### DIRECTIONS FOR THIS TASK
Provide nothing beyond the count of lines that include the string "eating".

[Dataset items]
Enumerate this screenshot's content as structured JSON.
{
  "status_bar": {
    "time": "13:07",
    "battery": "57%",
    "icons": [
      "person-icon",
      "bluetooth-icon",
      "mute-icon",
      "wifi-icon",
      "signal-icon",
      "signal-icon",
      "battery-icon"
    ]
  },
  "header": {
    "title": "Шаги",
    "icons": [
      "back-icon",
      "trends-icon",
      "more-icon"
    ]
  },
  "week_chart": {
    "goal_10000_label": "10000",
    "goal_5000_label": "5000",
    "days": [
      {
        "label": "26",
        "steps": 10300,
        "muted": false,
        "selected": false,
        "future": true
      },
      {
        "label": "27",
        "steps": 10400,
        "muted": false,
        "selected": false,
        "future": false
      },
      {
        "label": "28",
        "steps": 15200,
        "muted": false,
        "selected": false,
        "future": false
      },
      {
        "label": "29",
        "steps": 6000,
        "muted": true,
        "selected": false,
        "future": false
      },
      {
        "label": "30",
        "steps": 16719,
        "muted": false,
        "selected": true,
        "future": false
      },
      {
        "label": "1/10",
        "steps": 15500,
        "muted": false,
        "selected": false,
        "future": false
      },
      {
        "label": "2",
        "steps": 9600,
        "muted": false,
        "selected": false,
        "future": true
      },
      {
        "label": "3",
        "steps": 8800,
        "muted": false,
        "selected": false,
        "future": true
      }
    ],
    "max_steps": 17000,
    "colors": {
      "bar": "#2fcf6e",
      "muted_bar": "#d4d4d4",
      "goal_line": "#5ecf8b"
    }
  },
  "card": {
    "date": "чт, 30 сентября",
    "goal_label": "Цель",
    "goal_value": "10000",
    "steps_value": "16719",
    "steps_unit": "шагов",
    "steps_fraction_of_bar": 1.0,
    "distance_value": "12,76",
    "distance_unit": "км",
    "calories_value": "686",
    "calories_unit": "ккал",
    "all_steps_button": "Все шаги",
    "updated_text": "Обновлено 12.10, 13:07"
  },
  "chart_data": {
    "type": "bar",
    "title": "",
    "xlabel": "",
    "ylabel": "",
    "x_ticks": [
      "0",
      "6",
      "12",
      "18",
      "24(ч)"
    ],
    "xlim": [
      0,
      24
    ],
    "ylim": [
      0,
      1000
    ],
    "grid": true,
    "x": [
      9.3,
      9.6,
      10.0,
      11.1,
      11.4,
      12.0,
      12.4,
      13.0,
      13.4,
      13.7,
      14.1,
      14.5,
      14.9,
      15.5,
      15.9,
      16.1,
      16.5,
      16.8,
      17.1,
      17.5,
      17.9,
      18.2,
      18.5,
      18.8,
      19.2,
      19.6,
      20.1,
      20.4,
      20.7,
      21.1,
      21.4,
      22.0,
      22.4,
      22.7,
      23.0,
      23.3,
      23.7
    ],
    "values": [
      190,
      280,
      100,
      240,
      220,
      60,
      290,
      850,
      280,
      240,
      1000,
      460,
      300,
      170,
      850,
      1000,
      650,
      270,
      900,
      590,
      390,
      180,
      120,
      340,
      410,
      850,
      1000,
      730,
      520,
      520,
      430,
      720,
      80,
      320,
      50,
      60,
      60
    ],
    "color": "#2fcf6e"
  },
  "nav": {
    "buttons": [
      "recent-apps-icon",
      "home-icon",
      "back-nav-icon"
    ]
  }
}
---
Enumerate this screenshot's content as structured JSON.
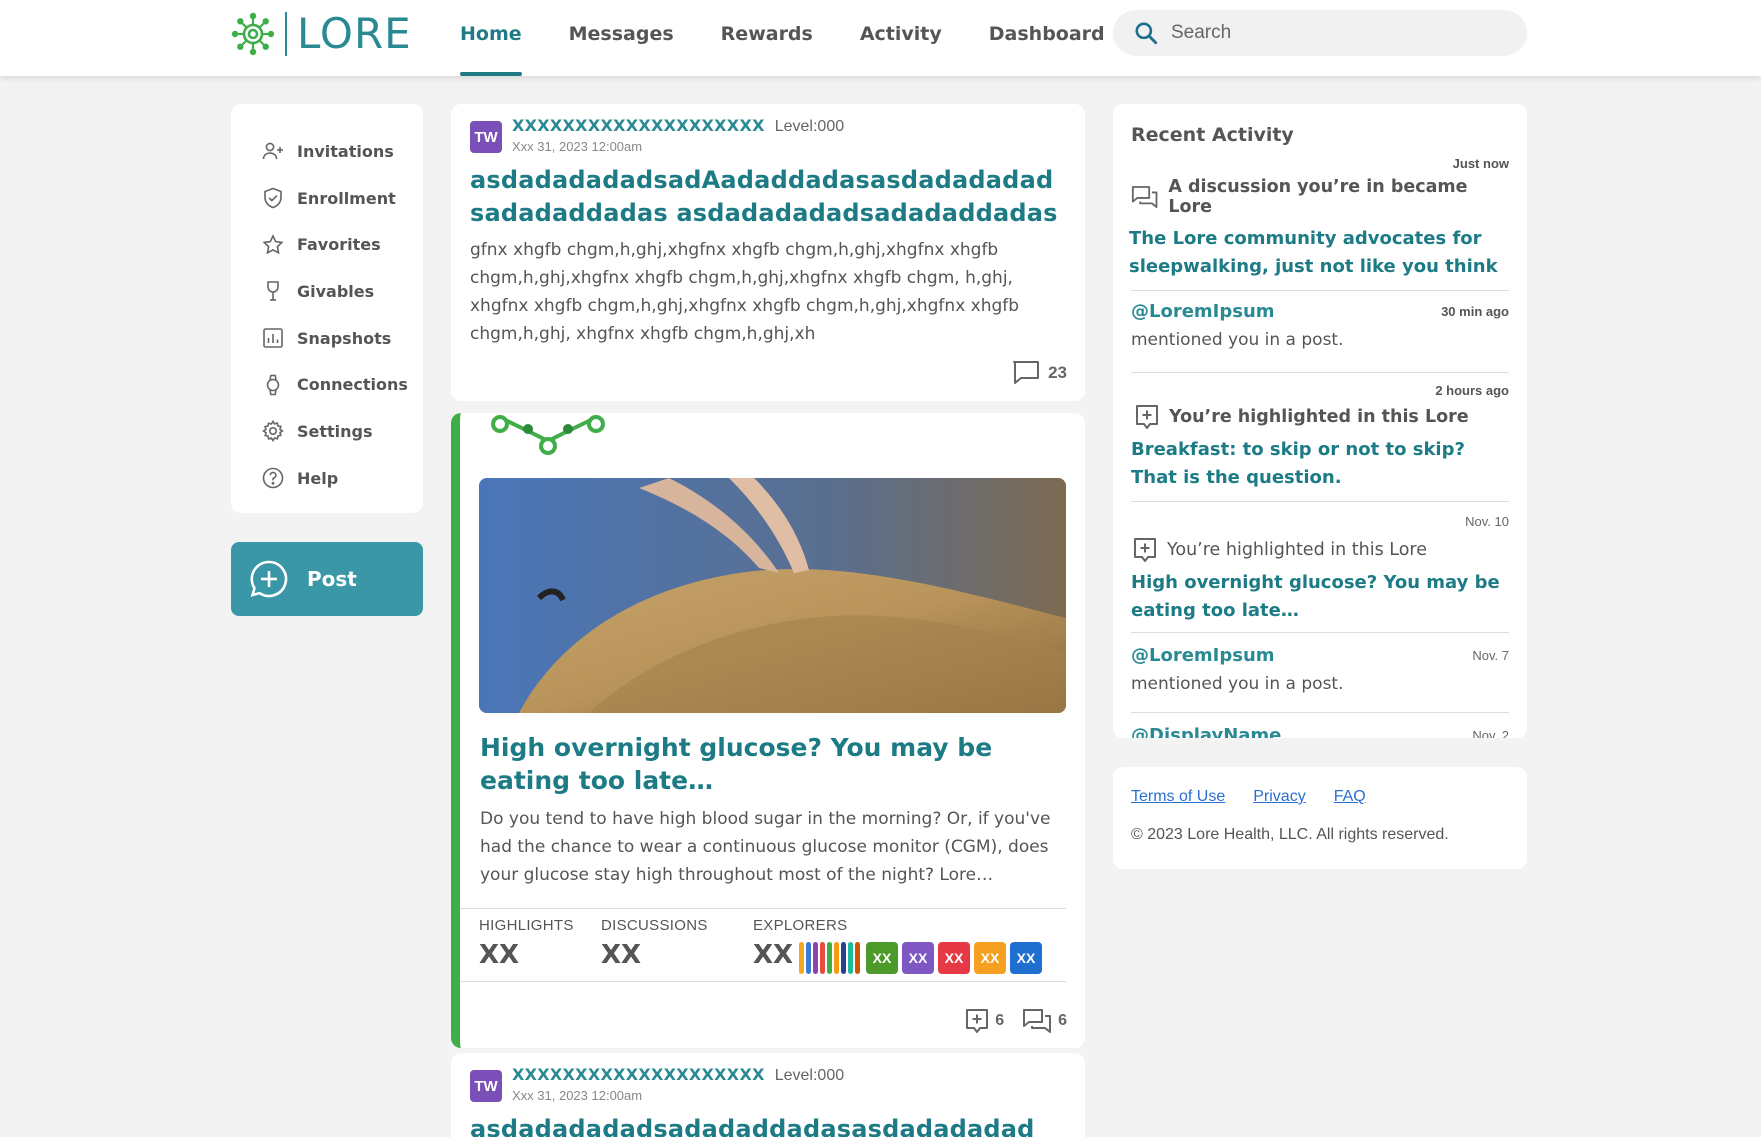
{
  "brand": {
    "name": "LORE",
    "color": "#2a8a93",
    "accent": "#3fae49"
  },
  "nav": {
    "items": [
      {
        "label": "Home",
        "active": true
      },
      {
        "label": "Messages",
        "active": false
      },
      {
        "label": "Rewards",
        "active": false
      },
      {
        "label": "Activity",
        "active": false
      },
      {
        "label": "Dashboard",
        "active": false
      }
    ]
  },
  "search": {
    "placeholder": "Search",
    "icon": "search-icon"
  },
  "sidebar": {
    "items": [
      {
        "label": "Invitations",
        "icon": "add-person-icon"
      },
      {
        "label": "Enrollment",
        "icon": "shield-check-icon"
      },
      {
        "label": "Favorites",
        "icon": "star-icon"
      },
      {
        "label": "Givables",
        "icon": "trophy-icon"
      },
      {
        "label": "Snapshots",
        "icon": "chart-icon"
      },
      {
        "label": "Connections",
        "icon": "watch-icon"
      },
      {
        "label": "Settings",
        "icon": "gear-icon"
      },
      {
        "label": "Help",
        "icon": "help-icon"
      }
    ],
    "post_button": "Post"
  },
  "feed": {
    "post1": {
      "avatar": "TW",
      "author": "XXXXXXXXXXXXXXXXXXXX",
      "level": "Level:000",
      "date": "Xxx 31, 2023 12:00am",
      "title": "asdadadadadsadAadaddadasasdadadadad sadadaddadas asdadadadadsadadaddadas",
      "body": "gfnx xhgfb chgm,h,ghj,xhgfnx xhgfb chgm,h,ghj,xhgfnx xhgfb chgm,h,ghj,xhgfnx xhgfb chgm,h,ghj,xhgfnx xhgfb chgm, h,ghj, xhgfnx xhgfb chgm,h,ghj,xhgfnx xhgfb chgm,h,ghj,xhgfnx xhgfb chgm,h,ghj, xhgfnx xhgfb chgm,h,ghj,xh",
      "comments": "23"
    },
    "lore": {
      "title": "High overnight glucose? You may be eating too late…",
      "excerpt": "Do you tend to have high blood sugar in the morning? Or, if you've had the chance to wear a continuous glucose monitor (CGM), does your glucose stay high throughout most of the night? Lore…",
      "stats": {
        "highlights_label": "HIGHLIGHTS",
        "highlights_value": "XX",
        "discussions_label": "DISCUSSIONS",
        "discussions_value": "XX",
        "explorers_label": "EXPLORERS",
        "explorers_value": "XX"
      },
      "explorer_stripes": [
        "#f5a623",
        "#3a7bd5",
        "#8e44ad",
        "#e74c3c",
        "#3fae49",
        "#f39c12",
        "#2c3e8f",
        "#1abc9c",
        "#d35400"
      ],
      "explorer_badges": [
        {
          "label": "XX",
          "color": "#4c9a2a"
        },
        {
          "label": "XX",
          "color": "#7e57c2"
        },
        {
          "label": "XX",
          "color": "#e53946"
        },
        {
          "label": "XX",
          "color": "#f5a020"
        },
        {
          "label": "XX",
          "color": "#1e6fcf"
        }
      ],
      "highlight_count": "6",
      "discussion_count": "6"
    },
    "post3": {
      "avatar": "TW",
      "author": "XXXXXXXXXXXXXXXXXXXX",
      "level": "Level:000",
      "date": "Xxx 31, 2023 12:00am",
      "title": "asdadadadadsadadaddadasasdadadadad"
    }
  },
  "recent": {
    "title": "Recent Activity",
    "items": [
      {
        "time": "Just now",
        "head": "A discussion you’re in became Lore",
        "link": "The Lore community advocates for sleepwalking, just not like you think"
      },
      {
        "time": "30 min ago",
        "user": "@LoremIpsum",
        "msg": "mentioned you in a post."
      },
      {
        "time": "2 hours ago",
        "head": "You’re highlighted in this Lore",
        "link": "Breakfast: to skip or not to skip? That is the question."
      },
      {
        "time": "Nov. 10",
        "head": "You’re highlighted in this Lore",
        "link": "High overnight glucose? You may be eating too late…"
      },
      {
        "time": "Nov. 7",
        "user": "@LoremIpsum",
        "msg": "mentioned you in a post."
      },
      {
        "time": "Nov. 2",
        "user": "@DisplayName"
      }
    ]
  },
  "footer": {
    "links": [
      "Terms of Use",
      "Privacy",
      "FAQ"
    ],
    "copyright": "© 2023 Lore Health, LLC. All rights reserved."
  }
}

### REPLY TO THE TASK
2